» Given instruction:
What lines of the data include the string "Trade"? Copy them all.

» Dataset:

————

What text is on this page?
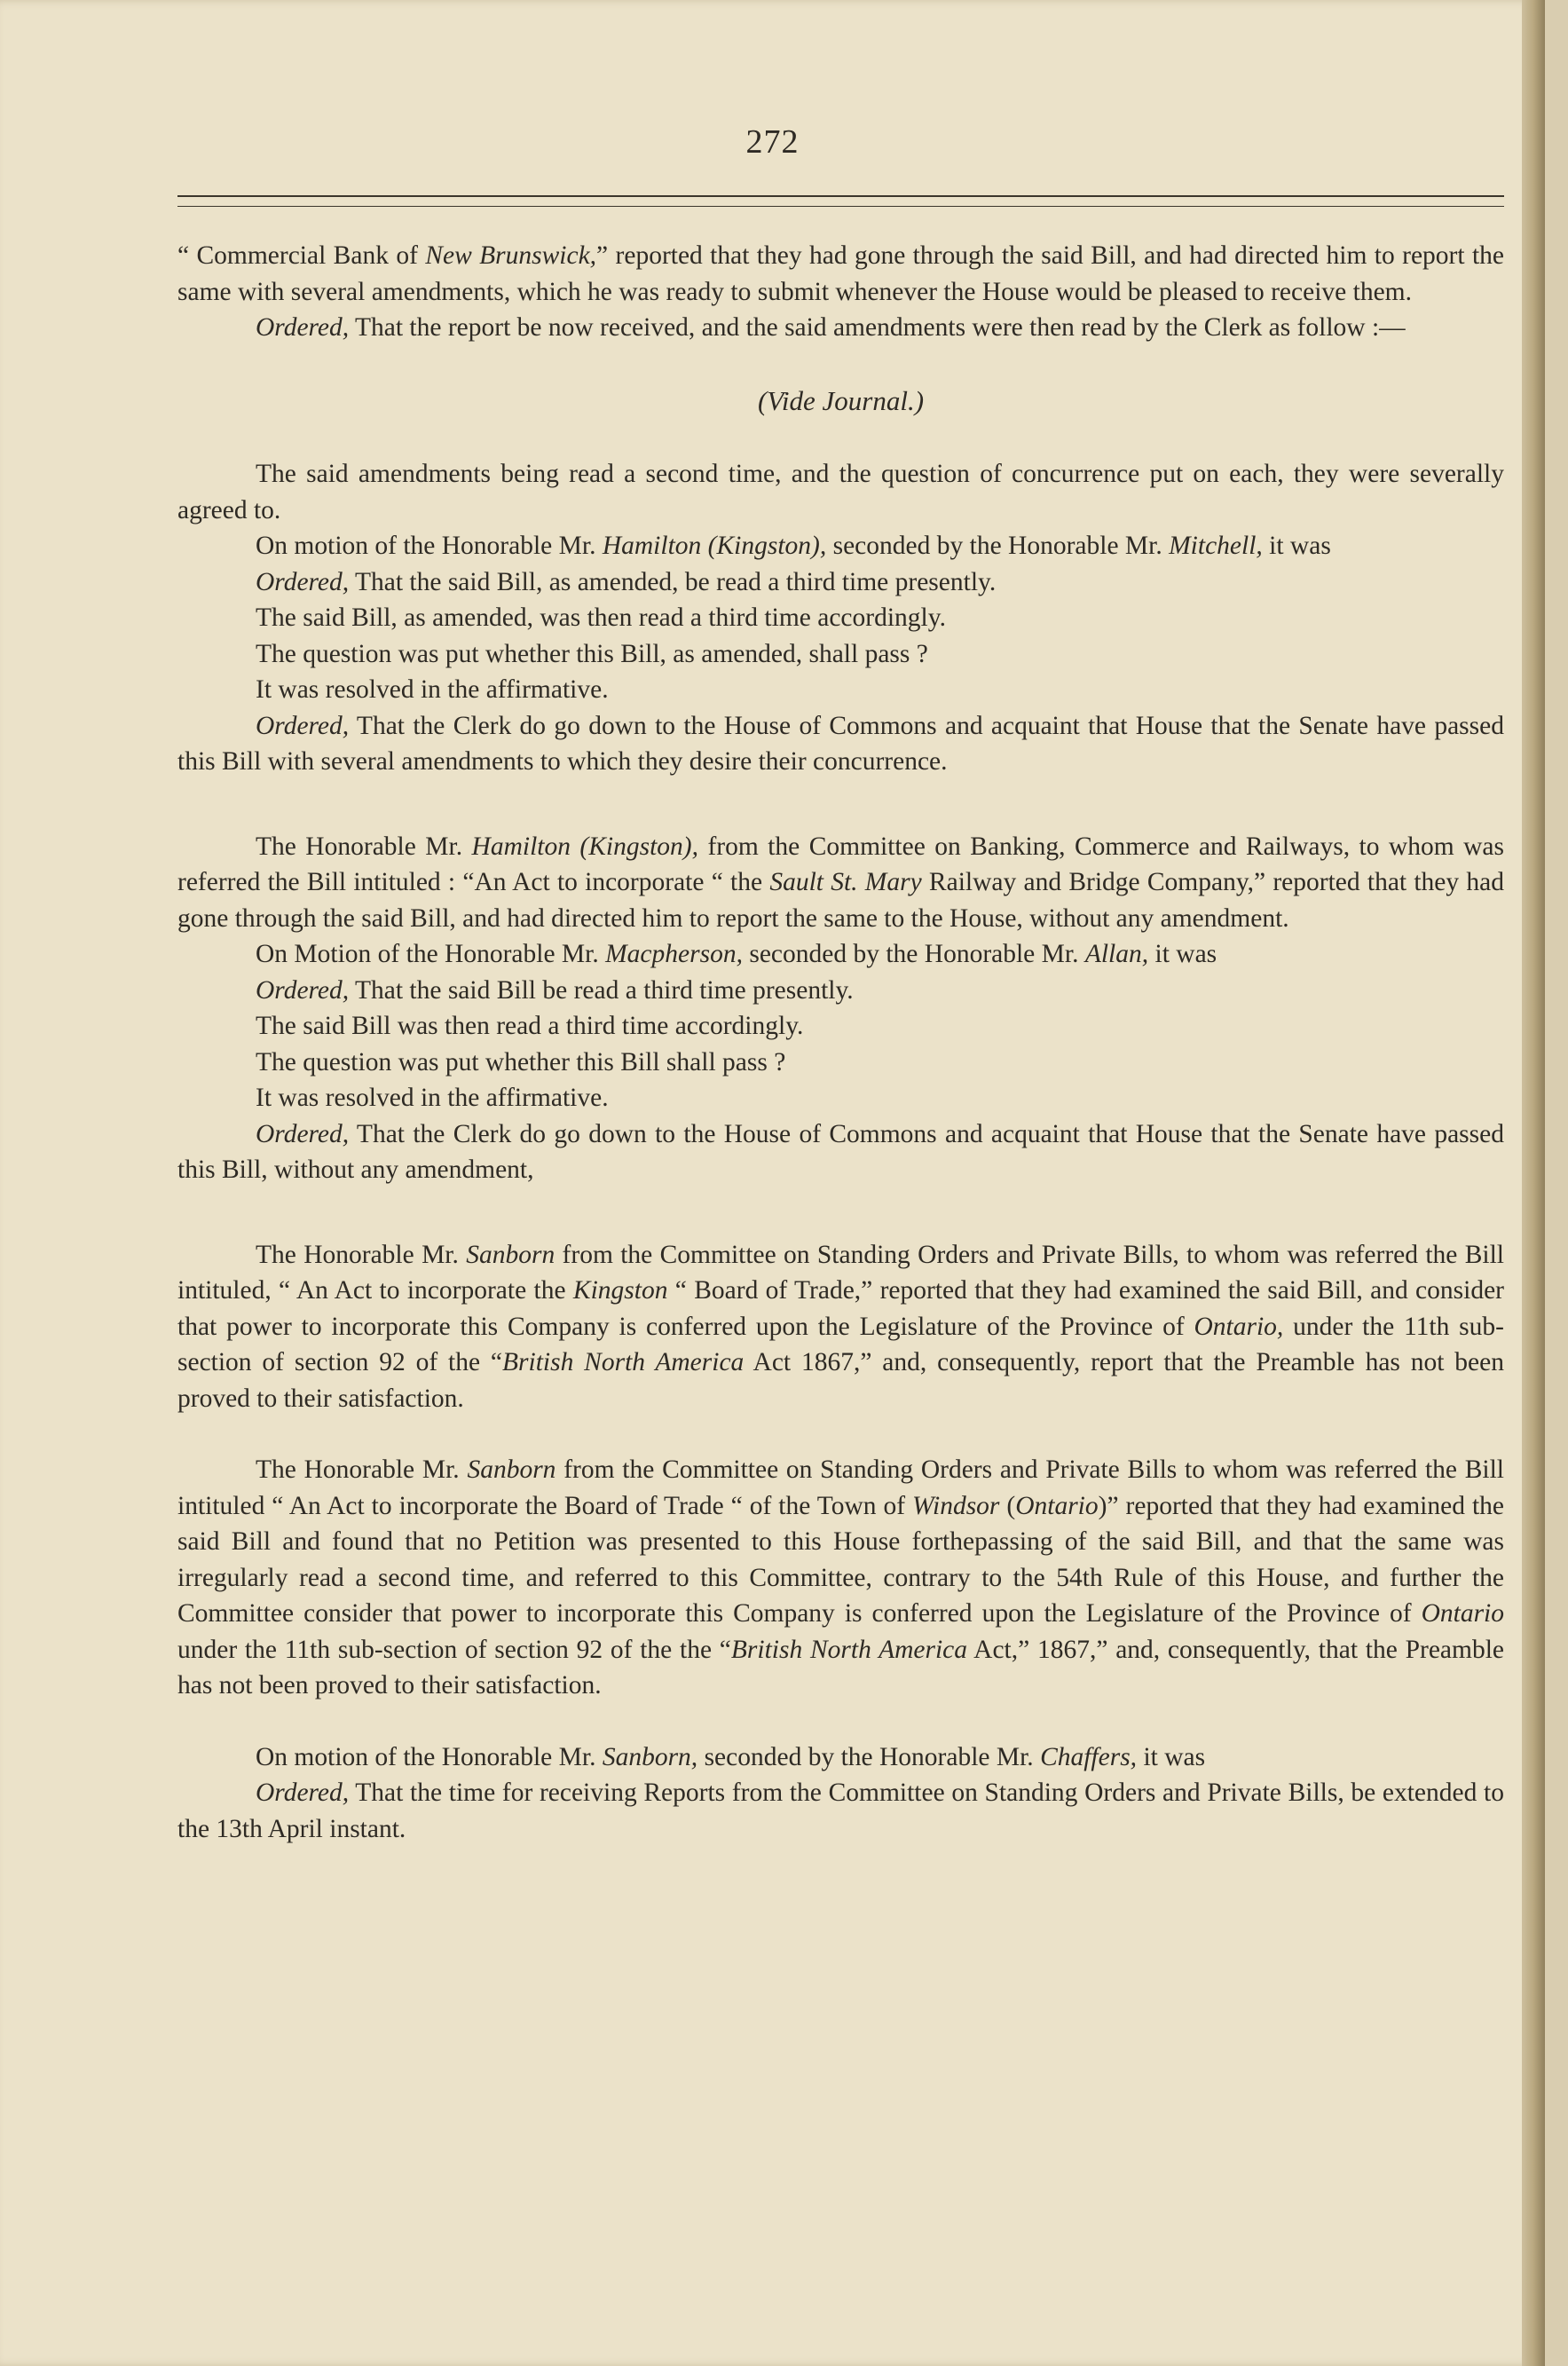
272

“ Commercial Bank of New Brunswick,” reported that they had gone through the said Bill, and had directed him to report the same with several amendments, which he was ready to submit whenever the House would be pleased to receive them.

Ordered, That the report be now received, and the said amendments were then read by the Clerk as follow :—

(Vide Journal.)

The said amendments being read a second time, and the question of concurrence put on each, they were severally agreed to.

On motion of the Honorable Mr. Hamilton (Kingston), seconded by the Honorable Mr. Mitchell, it was

Ordered, That the said Bill, as amended, be read a third time presently.

The said Bill, as amended, was then read a third time accordingly.

The question was put whether this Bill, as amended, shall pass ?

It was resolved in the affirmative.

Ordered, That the Clerk do go down to the House of Commons and acquaint that House that the Senate have passed this Bill with several amendments to which they desire their concurrence.

The Honorable Mr. Hamilton (Kingston), from the Committee on Banking, Commerce and Railways, to whom was referred the Bill intituled : “An Act to incorporate “ the Sault St. Mary Railway and Bridge Company,” reported that they had gone through the said Bill, and had directed him to report the same to the House, without any amendment.

On Motion of the Honorable Mr. Macpherson, seconded by the Honorable Mr. Allan, it was

Ordered, That the said Bill be read a third time presently.

The said Bill was then read a third time accordingly.

The question was put whether this Bill shall pass ?

It was resolved in the affirmative.

Ordered, That the Clerk do go down to the House of Commons and acquaint that House that the Senate have passed this Bill, without any amendment,

The Honorable Mr. Sanborn from the Committee on Standing Orders and Private Bills, to whom was referred the Bill intituled, “ An Act to incorporate the Kingston “ Board of Trade,” reported that they had examined the said Bill, and consider that power to incorporate this Company is conferred upon the Legislature of the Province of Ontario, under the 11th sub-section of section 92 of the “British North America Act 1867,” and, consequently, report that the Preamble has not been proved to their satisfaction.

The Honorable Mr. Sanborn from the Committee on Standing Orders and Private Bills to whom was referred the Bill intituled “ An Act to incorporate the Board of Trade “ of the Town of Windsor (Ontario)” reported that they had examined the said Bill and found that no Petition was presented to this House forthepassing of the said Bill, and that the same was irregularly read a second time, and referred to this Committee, contrary to the 54th Rule of this House, and further the Committee consider that power to incorporate this Company is conferred upon the Legislature of the Province of Ontario under the 11th sub-section of section 92 of the the “British North America Act,” 1867,” and, consequently, that the Preamble has not been proved to their satisfaction.

On motion of the Honorable Mr. Sanborn, seconded by the Honorable Mr. Chaffers, it was

Ordered, That the time for receiving Reports from the Committee on Standing Orders and Private Bills, be extended to the 13th April instant.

————

» Result for this exercise:
The Honorable Mr. Sanborn from the Committee on Standing Orders and Private Bills, to whom was referred the Bill intituled, “ An Act to incorporate the Kingston “ Board of Trade,” reported that they had examined the said Bill, and consider that power to incorporate this Company is conferred upon the Legislature of the Province of Ontario, under the 11th sub-section of section 92 of the “British North America Act 1867,” and, consequently, report that the Preamble has not been proved to their satisfaction.
The Honorable Mr. Sanborn from the Committee on Standing Orders and Private Bills to whom was referred the Bill intituled “ An Act to incorporate the Board of Trade “ of the Town of Windsor (Ontario)” reported that they had examined the said Bill and found that no Petition was presented to this House forthepassing of the said Bill, and that the same was irregularly read a second time, and referred to this Committee, contrary to the 54th Rule of this House, and further the Committee consider that power to incorporate this Company is conferred upon the Legislature of the Province of Ontario under the 11th sub-section of section 92 of the the “British North America Act,” 1867,” and, consequently, that the Preamble has not been proved to their satisfaction.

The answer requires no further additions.